**To do**: Repeat all of the data precisely.

* BEGIN Material for the task *

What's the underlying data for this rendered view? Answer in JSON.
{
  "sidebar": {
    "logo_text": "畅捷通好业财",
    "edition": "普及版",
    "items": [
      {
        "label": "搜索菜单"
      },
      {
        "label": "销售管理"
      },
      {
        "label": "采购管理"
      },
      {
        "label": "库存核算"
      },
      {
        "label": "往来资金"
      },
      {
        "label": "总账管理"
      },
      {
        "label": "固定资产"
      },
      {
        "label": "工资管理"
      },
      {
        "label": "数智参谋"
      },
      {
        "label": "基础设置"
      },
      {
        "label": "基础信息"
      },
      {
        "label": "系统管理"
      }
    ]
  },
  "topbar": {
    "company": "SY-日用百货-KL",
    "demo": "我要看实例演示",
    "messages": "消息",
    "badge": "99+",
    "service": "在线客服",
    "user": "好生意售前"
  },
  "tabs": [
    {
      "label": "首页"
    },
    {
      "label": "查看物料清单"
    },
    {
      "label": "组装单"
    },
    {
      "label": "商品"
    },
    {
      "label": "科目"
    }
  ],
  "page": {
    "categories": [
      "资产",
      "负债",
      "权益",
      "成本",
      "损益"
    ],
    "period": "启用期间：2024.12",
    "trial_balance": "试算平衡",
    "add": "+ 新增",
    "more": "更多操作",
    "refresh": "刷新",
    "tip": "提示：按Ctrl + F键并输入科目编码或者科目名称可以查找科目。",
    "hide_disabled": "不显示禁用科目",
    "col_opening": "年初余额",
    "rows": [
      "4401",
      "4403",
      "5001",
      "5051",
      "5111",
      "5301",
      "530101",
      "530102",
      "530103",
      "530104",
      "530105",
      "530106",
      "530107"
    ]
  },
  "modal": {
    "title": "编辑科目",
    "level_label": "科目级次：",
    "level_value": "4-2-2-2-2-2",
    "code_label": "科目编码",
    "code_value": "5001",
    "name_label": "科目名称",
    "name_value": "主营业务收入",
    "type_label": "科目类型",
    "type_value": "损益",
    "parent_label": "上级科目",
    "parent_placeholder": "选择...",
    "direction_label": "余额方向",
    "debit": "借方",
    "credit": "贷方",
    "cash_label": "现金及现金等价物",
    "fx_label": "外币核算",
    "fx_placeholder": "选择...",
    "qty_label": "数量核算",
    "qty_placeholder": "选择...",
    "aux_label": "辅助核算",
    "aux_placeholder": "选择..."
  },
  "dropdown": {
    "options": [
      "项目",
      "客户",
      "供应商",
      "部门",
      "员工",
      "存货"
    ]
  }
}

* END Material for the task *

**Output of the task**:
What's the underlying data for this rendered view? Answer in JSON.
{
  "sidebar": {
    "logo_text": "畅捷通好业财",
    "edition": "普及版",
    "items": [
      {
        "label": "搜索菜单"
      },
      {
        "label": "销售管理"
      },
      {
        "label": "采购管理"
      },
      {
        "label": "库存核算"
      },
      {
        "label": "往来资金"
      },
      {
        "label": "总账管理"
      },
      {
        "label": "固定资产"
      },
      {
        "label": "工资管理"
      },
      {
        "label": "数智参谋"
      },
      {
        "label": "基础设置"
      },
      {
        "label": "基础信息"
      },
      {
        "label": "系统管理"
      }
    ]
  },
  "topbar": {
    "company": "SY-日用百货-KL",
    "demo": "我要看实例演示",
    "messages": "消息",
    "badge": "99+",
    "service": "在线客服",
    "user": "好生意售前"
  },
  "tabs": [
    {
      "label": "首页"
    },
    {
      "label": "查看物料清单"
    },
    {
      "label": "组装单"
    },
    {
      "label": "商品"
    },
    {
      "label": "科目"
    }
  ],
  "page": {
    "categories": [
      "资产",
      "负债",
      "权益",
      "成本",
      "损益"
    ],
    "period": "启用期间：2024.12",
    "trial_balance": "试算平衡",
    "add": "+ 新增",
    "more": "更多操作",
    "refresh": "刷新",
    "tip": "提示：按Ctrl + F键并输入科目编码或者科目名称可以查找科目。",
    "hide_disabled": "不显示禁用科目",
    "col_opening": "年初余额",
    "rows": [
      "4401",
      "4403",
      "5001",
      "5051",
      "5111",
      "5301",
      "530101",
      "530102",
      "530103",
      "530104",
      "530105",
      "530106",
      "530107"
    ]
  },
  "modal": {
    "title": "编辑科目",
    "level_label": "科目级次：",
    "level_value": "4-2-2-2-2-2",
    "code_label": "科目编码",
    "code_value": "5001",
    "name_label": "科目名称",
    "name_value": "主营业务收入",
    "type_label": "科目类型",
    "type_value": "损益",
    "parent_label": "上级科目",
    "parent_placeholder": "选择...",
    "direction_label": "余额方向",
    "debit": "借方",
    "credit": "贷方",
    "cash_label": "现金及现金等价物",
    "fx_label": "外币核算",
    "fx_placeholder": "选择...",
    "qty_label": "数量核算",
    "qty_placeholder": "选择...",
    "aux_label": "辅助核算",
    "aux_placeholder": "选择..."
  },
  "dropdown": {
    "options": [
      "项目",
      "客户",
      "供应商",
      "部门",
      "员工",
      "存货"
    ]
  }
}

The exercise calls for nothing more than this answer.